GOAL | Write each line out again exactly as written.

SOURCE MATERIAL |
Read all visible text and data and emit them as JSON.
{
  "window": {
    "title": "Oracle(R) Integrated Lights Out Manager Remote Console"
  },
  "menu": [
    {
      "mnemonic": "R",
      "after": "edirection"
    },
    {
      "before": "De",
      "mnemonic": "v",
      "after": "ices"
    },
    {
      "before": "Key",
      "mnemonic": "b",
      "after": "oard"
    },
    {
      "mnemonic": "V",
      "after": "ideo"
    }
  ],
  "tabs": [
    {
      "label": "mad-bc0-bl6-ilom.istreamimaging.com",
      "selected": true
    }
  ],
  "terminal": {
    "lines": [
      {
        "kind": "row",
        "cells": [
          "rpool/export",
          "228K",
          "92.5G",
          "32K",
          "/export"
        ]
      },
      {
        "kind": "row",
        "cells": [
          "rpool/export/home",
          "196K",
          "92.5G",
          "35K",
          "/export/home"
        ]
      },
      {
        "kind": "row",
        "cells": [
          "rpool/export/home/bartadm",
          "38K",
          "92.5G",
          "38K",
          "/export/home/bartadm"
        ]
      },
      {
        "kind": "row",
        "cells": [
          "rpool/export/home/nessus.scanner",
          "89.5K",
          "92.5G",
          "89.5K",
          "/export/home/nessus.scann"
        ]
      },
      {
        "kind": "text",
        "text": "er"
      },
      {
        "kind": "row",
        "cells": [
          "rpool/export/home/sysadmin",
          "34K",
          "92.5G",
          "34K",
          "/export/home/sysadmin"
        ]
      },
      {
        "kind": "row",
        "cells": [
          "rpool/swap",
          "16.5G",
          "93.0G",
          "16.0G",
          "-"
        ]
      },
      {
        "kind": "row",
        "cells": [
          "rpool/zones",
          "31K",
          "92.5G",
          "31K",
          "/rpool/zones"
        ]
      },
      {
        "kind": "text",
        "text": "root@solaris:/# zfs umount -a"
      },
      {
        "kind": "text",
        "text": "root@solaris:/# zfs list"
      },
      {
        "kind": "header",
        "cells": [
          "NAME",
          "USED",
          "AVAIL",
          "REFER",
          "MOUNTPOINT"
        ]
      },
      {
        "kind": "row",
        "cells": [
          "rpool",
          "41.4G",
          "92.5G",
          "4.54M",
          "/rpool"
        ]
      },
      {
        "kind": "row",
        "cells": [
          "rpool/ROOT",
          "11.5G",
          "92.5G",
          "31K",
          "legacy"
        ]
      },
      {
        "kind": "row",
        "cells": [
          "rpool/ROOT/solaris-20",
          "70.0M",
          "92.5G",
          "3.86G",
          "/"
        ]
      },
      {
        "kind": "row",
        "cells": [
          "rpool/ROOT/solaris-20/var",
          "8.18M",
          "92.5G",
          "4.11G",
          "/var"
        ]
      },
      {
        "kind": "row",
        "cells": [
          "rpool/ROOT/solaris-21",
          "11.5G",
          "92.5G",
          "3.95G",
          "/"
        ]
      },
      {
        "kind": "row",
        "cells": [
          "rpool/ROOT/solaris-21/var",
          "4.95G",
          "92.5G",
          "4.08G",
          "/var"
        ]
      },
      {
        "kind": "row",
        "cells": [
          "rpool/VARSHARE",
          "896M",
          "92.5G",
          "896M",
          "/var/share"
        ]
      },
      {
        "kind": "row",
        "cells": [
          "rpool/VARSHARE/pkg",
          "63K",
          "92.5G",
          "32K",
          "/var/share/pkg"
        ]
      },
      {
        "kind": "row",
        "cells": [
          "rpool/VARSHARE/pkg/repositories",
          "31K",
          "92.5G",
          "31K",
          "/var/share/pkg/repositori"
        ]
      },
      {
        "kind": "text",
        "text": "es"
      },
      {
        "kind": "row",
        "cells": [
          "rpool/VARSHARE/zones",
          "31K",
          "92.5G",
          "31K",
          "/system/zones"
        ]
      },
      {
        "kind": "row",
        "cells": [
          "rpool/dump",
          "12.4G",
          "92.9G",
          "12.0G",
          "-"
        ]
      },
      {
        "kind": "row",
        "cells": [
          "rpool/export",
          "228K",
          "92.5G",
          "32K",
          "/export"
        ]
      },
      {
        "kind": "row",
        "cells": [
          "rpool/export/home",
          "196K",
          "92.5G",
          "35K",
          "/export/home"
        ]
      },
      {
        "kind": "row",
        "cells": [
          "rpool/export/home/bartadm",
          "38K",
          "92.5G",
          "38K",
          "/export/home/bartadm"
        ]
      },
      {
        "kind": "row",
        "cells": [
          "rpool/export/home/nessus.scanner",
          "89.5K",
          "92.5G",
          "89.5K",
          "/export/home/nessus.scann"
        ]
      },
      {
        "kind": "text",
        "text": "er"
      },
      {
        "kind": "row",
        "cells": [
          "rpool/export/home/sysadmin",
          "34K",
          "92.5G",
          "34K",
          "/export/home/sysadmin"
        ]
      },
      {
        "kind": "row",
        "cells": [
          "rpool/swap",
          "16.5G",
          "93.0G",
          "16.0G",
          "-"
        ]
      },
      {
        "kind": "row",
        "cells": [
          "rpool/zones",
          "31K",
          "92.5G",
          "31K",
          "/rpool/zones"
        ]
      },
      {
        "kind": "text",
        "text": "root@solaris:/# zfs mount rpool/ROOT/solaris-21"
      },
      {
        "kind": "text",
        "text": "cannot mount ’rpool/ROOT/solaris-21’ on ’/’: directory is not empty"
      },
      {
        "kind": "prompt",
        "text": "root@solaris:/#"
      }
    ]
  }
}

EXERCISE OUTPUT |
Read all visible text and data and emit them as JSON.
{
  "window": {
    "title": "Oracle(R) Integrated Lights Out Manager Remote Console"
  },
  "menu": [
    {
      "mnemonic": "R",
      "after": "edirection"
    },
    {
      "before": "De",
      "mnemonic": "v",
      "after": "ices"
    },
    {
      "before": "Key",
      "mnemonic": "b",
      "after": "oard"
    },
    {
      "mnemonic": "V",
      "after": "ideo"
    }
  ],
  "tabs": [
    {
      "label": "mad-bc0-bl6-ilom.istreamimaging.com",
      "selected": true
    }
  ],
  "terminal": {
    "lines": [
      {
        "kind": "row",
        "cells": [
          "rpool/export",
          "228K",
          "92.5G",
          "32K",
          "/export"
        ]
      },
      {
        "kind": "row",
        "cells": [
          "rpool/export/home",
          "196K",
          "92.5G",
          "35K",
          "/export/home"
        ]
      },
      {
        "kind": "row",
        "cells": [
          "rpool/export/home/bartadm",
          "38K",
          "92.5G",
          "38K",
          "/export/home/bartadm"
        ]
      },
      {
        "kind": "row",
        "cells": [
          "rpool/export/home/nessus.scanner",
          "89.5K",
          "92.5G",
          "89.5K",
          "/export/home/nessus.scann"
        ]
      },
      {
        "kind": "text",
        "text": "er"
      },
      {
        "kind": "row",
        "cells": [
          "rpool/export/home/sysadmin",
          "34K",
          "92.5G",
          "34K",
          "/export/home/sysadmin"
        ]
      },
      {
        "kind": "row",
        "cells": [
          "rpool/swap",
          "16.5G",
          "93.0G",
          "16.0G",
          "-"
        ]
      },
      {
        "kind": "row",
        "cells": [
          "rpool/zones",
          "31K",
          "92.5G",
          "31K",
          "/rpool/zones"
        ]
      },
      {
        "kind": "text",
        "text": "root@solaris:/# zfs umount -a"
      },
      {
        "kind": "text",
        "text": "root@solaris:/# zfs list"
      },
      {
        "kind": "header",
        "cells": [
          "NAME",
          "USED",
          "AVAIL",
          "REFER",
          "MOUNTPOINT"
        ]
      },
      {
        "kind": "row",
        "cells": [
          "rpool",
          "41.4G",
          "92.5G",
          "4.54M",
          "/rpool"
        ]
      },
      {
        "kind": "row",
        "cells": [
          "rpool/ROOT",
          "11.5G",
          "92.5G",
          "31K",
          "legacy"
        ]
      },
      {
        "kind": "row",
        "cells": [
          "rpool/ROOT/solaris-20",
          "70.0M",
          "92.5G",
          "3.86G",
          "/"
        ]
      },
      {
        "kind": "row",
        "cells": [
          "rpool/ROOT/solaris-20/var",
          "8.18M",
          "92.5G",
          "4.11G",
          "/var"
        ]
      },
      {
        "kind": "row",
        "cells": [
          "rpool/ROOT/solaris-21",
          "11.5G",
          "92.5G",
          "3.95G",
          "/"
        ]
      },
      {
        "kind": "row",
        "cells": [
          "rpool/ROOT/solaris-21/var",
          "4.95G",
          "92.5G",
          "4.08G",
          "/var"
        ]
      },
      {
        "kind": "row",
        "cells": [
          "rpool/VARSHARE",
          "896M",
          "92.5G",
          "896M",
          "/var/share"
        ]
      },
      {
        "kind": "row",
        "cells": [
          "rpool/VARSHARE/pkg",
          "63K",
          "92.5G",
          "32K",
          "/var/share/pkg"
        ]
      },
      {
        "kind": "row",
        "cells": [
          "rpool/VARSHARE/pkg/repositories",
          "31K",
          "92.5G",
          "31K",
          "/var/share/pkg/repositori"
        ]
      },
      {
        "kind": "text",
        "text": "es"
      },
      {
        "kind": "row",
        "cells": [
          "rpool/VARSHARE/zones",
          "31K",
          "92.5G",
          "31K",
          "/system/zones"
        ]
      },
      {
        "kind": "row",
        "cells": [
          "rpool/dump",
          "12.4G",
          "92.9G",
          "12.0G",
          "-"
        ]
      },
      {
        "kind": "row",
        "cells": [
          "rpool/export",
          "228K",
          "92.5G",
          "32K",
          "/export"
        ]
      },
      {
        "kind": "row",
        "cells": [
          "rpool/export/home",
          "196K",
          "92.5G",
          "35K",
          "/export/home"
        ]
      },
      {
        "kind": "row",
        "cells": [
          "rpool/export/home/bartadm",
          "38K",
          "92.5G",
          "38K",
          "/export/home/bartadm"
        ]
      },
      {
        "kind": "row",
        "cells": [
          "rpool/export/home/nessus.scanner",
          "89.5K",
          "92.5G",
          "89.5K",
          "/export/home/nessus.scann"
        ]
      },
      {
        "kind": "text",
        "text": "er"
      },
      {
        "kind": "row",
        "cells": [
          "rpool/export/home/sysadmin",
          "34K",
          "92.5G",
          "34K",
          "/export/home/sysadmin"
        ]
      },
      {
        "kind": "row",
        "cells": [
          "rpool/swap",
          "16.5G",
          "93.0G",
          "16.0G",
          "-"
        ]
      },
      {
        "kind": "row",
        "cells": [
          "rpool/zones",
          "31K",
          "92.5G",
          "31K",
          "/rpool/zones"
        ]
      },
      {
        "kind": "text",
        "text": "root@solaris:/# zfs mount rpool/ROOT/solaris-21"
      },
      {
        "kind": "text",
        "text": "cannot mount ’rpool/ROOT/solaris-21’ on ’/’: directory is not empty"
      },
      {
        "kind": "prompt",
        "text": "root@solaris:/#"
      }
    ]
  }
}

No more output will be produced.